## GIVEN TASK
Each entry must be reproduced precisely as it stands.

———

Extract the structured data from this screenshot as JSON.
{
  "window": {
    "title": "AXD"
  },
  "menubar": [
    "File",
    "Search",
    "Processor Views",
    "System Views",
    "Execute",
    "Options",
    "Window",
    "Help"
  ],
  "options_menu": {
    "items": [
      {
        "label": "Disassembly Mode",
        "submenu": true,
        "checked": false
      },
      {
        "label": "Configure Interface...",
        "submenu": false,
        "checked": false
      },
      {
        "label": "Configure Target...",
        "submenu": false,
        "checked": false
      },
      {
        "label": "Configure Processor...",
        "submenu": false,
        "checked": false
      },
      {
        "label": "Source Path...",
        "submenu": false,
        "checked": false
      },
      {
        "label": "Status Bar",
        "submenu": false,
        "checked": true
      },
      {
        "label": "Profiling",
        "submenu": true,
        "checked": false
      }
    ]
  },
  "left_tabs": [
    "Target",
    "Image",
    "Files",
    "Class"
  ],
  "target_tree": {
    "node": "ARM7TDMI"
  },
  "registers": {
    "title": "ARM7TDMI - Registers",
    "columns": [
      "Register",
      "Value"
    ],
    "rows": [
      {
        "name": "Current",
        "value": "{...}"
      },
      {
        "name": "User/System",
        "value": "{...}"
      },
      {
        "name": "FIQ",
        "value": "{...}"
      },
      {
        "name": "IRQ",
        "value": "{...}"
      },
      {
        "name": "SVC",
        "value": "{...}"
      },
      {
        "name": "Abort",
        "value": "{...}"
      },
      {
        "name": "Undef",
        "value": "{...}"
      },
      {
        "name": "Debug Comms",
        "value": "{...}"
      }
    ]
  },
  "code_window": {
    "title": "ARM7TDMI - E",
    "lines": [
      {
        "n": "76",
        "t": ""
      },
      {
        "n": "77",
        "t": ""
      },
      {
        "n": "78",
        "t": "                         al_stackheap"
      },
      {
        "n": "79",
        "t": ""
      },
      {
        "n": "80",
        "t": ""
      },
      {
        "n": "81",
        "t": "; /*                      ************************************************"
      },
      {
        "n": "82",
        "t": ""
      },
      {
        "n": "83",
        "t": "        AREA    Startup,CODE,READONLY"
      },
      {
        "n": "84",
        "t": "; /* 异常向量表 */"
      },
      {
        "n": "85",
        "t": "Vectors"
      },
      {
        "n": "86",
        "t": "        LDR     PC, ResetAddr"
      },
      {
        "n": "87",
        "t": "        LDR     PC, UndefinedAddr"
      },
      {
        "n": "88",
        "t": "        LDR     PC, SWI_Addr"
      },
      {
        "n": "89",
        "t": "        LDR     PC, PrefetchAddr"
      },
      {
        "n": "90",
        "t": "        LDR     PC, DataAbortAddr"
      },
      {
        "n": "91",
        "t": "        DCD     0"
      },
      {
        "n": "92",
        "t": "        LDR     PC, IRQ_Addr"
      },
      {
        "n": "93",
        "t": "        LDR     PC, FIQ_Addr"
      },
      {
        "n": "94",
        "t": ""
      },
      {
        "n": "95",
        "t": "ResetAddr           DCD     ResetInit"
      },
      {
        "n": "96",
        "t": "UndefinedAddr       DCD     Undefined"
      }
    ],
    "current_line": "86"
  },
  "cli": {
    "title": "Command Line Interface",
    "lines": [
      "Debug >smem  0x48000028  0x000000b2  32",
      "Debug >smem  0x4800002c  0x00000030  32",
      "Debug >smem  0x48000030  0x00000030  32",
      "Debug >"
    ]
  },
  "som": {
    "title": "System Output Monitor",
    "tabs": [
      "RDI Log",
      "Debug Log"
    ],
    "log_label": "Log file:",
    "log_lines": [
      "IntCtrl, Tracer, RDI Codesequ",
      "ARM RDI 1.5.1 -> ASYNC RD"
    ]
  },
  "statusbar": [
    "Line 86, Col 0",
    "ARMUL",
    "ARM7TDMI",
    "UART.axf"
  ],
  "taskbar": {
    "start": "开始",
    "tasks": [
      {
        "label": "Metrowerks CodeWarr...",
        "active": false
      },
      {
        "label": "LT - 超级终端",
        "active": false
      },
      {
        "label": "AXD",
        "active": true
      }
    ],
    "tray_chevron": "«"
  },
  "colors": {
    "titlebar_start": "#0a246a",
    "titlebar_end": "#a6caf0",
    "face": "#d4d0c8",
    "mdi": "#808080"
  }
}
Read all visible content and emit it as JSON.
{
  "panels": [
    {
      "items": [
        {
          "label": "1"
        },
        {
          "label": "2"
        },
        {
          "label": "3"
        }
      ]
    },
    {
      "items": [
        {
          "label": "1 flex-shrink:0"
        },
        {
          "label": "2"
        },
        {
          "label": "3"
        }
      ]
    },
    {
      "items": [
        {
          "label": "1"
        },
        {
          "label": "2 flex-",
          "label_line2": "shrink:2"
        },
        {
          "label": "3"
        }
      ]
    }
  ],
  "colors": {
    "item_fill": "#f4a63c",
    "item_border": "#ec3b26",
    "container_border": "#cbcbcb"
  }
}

———

## RESULT FOR THIS TASK
Extract the structured data from this screenshot as JSON.
{
  "window": {
    "title": "AXD"
  },
  "menubar": [
    "File",
    "Search",
    "Processor Views",
    "System Views",
    "Execute",
    "Options",
    "Window",
    "Help"
  ],
  "options_menu": {
    "items": [
      {
        "label": "Disassembly Mode",
        "submenu": true,
        "checked": false
      },
      {
        "label": "Configure Interface...",
        "submenu": false,
        "checked": false
      },
      {
        "label": "Configure Target...",
        "submenu": false,
        "checked": false
      },
      {
        "label": "Configure Processor...",
        "submenu": false,
        "checked": false
      },
      {
        "label": "Source Path...",
        "submenu": false,
        "checked": false
      },
      {
        "label": "Status Bar",
        "submenu": false,
        "checked": true
      },
      {
        "label": "Profiling",
        "submenu": true,
        "checked": false
      }
    ]
  },
  "left_tabs": [
    "Target",
    "Image",
    "Files",
    "Class"
  ],
  "target_tree": {
    "node": "ARM7TDMI"
  },
  "registers": {
    "title": "ARM7TDMI - Registers",
    "columns": [
      "Register",
      "Value"
    ],
    "rows": [
      {
        "name": "Current",
        "value": "{...}"
      },
      {
        "name": "User/System",
        "value": "{...}"
      },
      {
        "name": "FIQ",
        "value": "{...}"
      },
      {
        "name": "IRQ",
        "value": "{...}"
      },
      {
        "name": "SVC",
        "value": "{...}"
      },
      {
        "name": "Abort",
        "value": "{...}"
      },
      {
        "name": "Undef",
        "value": "{...}"
      },
      {
        "name": "Debug Comms",
        "value": "{...}"
      }
    ]
  },
  "code_window": {
    "title": "ARM7TDMI - E",
    "lines": [
      {
        "n": "76",
        "t": ""
      },
      {
        "n": "77",
        "t": ""
      },
      {
        "n": "78",
        "t": "                         al_stackheap"
      },
      {
        "n": "79",
        "t": ""
      },
      {
        "n": "80",
        "t": ""
      },
      {
        "n": "81",
        "t": "; /*                      ************************************************"
      },
      {
        "n": "82",
        "t": ""
      },
      {
        "n": "83",
        "t": "        AREA    Startup,CODE,READONLY"
      },
      {
        "n": "84",
        "t": "; /* 异常向量表 */"
      },
      {
        "n": "85",
        "t": "Vectors"
      },
      {
        "n": "86",
        "t": "        LDR     PC, ResetAddr"
      },
      {
        "n": "87",
        "t": "        LDR     PC, UndefinedAddr"
      },
      {
        "n": "88",
        "t": "        LDR     PC, SWI_Addr"
      },
      {
        "n": "89",
        "t": "        LDR     PC, PrefetchAddr"
      },
      {
        "n": "90",
        "t": "        LDR     PC, DataAbortAddr"
      },
      {
        "n": "91",
        "t": "        DCD     0"
      },
      {
        "n": "92",
        "t": "        LDR     PC, IRQ_Addr"
      },
      {
        "n": "93",
        "t": "        LDR     PC, FIQ_Addr"
      },
      {
        "n": "94",
        "t": ""
      },
      {
        "n": "95",
        "t": "ResetAddr           DCD     ResetInit"
      },
      {
        "n": "96",
        "t": "UndefinedAddr       DCD     Undefined"
      }
    ],
    "current_line": "86"
  },
  "cli": {
    "title": "Command Line Interface",
    "lines": [
      "Debug >smem  0x48000028  0x000000b2  32",
      "Debug >smem  0x4800002c  0x00000030  32",
      "Debug >smem  0x48000030  0x00000030  32",
      "Debug >"
    ]
  },
  "som": {
    "title": "System Output Monitor",
    "tabs": [
      "RDI Log",
      "Debug Log"
    ],
    "log_label": "Log file:",
    "log_lines": [
      "IntCtrl, Tracer, RDI Codesequ",
      "ARM RDI 1.5.1 -> ASYNC RD"
    ]
  },
  "statusbar": [
    "Line 86, Col 0",
    "ARMUL",
    "ARM7TDMI",
    "UART.axf"
  ],
  "taskbar": {
    "start": "开始",
    "tasks": [
      {
        "label": "Metrowerks CodeWarr...",
        "active": false
      },
      {
        "label": "LT - 超级终端",
        "active": false
      },
      {
        "label": "AXD",
        "active": true
      }
    ],
    "tray_chevron": "«"
  },
  "colors": {
    "titlebar_start": "#0a246a",
    "titlebar_end": "#a6caf0",
    "face": "#d4d0c8",
    "mdi": "#808080"
  }
}
Read all visible content and emit it as JSON.
{
  "panels": [
    {
      "items": [
        {
          "label": "1"
        },
        {
          "label": "2"
        },
        {
          "label": "3"
        }
      ]
    },
    {
      "items": [
        {
          "label": "1 flex-shrink:0"
        },
        {
          "label": "2"
        },
        {
          "label": "3"
        }
      ]
    },
    {
      "items": [
        {
          "label": "1"
        },
        {
          "label": "2 flex-",
          "label_line2": "shrink:2"
        },
        {
          "label": "3"
        }
      ]
    }
  ],
  "colors": {
    "item_fill": "#f4a63c",
    "item_border": "#ec3b26",
    "container_border": "#cbcbcb"
  }
}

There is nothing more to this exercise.